# Data section
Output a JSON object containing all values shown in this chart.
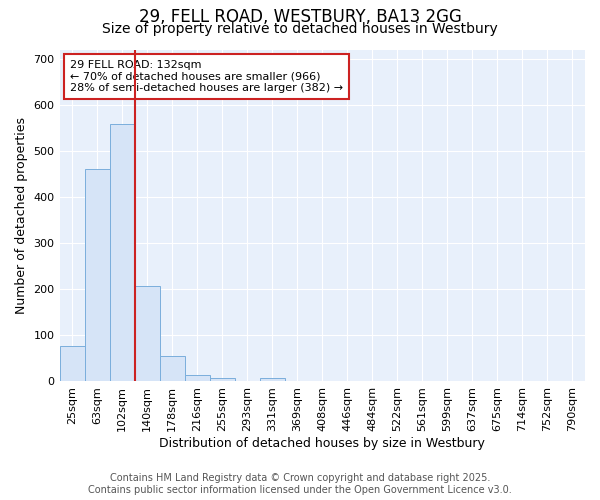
{
  "title_line1": "29, FELL ROAD, WESTBURY, BA13 2GG",
  "title_line2": "Size of property relative to detached houses in Westbury",
  "xlabel": "Distribution of detached houses by size in Westbury",
  "ylabel": "Number of detached properties",
  "categories": [
    "25sqm",
    "63sqm",
    "102sqm",
    "140sqm",
    "178sqm",
    "216sqm",
    "255sqm",
    "293sqm",
    "331sqm",
    "369sqm",
    "408sqm",
    "446sqm",
    "484sqm",
    "522sqm",
    "561sqm",
    "599sqm",
    "637sqm",
    "675sqm",
    "714sqm",
    "752sqm",
    "790sqm"
  ],
  "values": [
    78,
    462,
    560,
    207,
    55,
    15,
    8,
    0,
    8,
    0,
    0,
    0,
    0,
    0,
    0,
    0,
    0,
    0,
    0,
    0,
    0
  ],
  "bar_color": "#d6e4f7",
  "bar_edge_color": "#7aaedc",
  "annotation_box_text": "29 FELL ROAD: 132sqm\n← 70% of detached houses are smaller (966)\n28% of semi-detached houses are larger (382) →",
  "vline_color": "#cc2222",
  "vline_x_index": 2,
  "ylim": [
    0,
    720
  ],
  "yticks": [
    0,
    100,
    200,
    300,
    400,
    500,
    600,
    700
  ],
  "plot_bg_color": "#e8f0fb",
  "grid_color": "#ffffff",
  "fig_bg_color": "#ffffff",
  "title_fontsize": 12,
  "subtitle_fontsize": 10,
  "axis_label_fontsize": 9,
  "tick_fontsize": 8,
  "annotation_fontsize": 8,
  "footer_fontsize": 7,
  "footer_text": "Contains HM Land Registry data © Crown copyright and database right 2025.\nContains public sector information licensed under the Open Government Licence v3.0."
}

# Task objective
Select every line of the records holding the string "ROAD".

# Output for this task
  "title_line1": "29, FELL ROAD, WESTBURY, BA13 2GG",
  "annotation_box_text": "29 FELL ROAD: 132sqm\n← 70% of detached houses are smaller (966)\n28% of semi-detached houses are larger (382) →",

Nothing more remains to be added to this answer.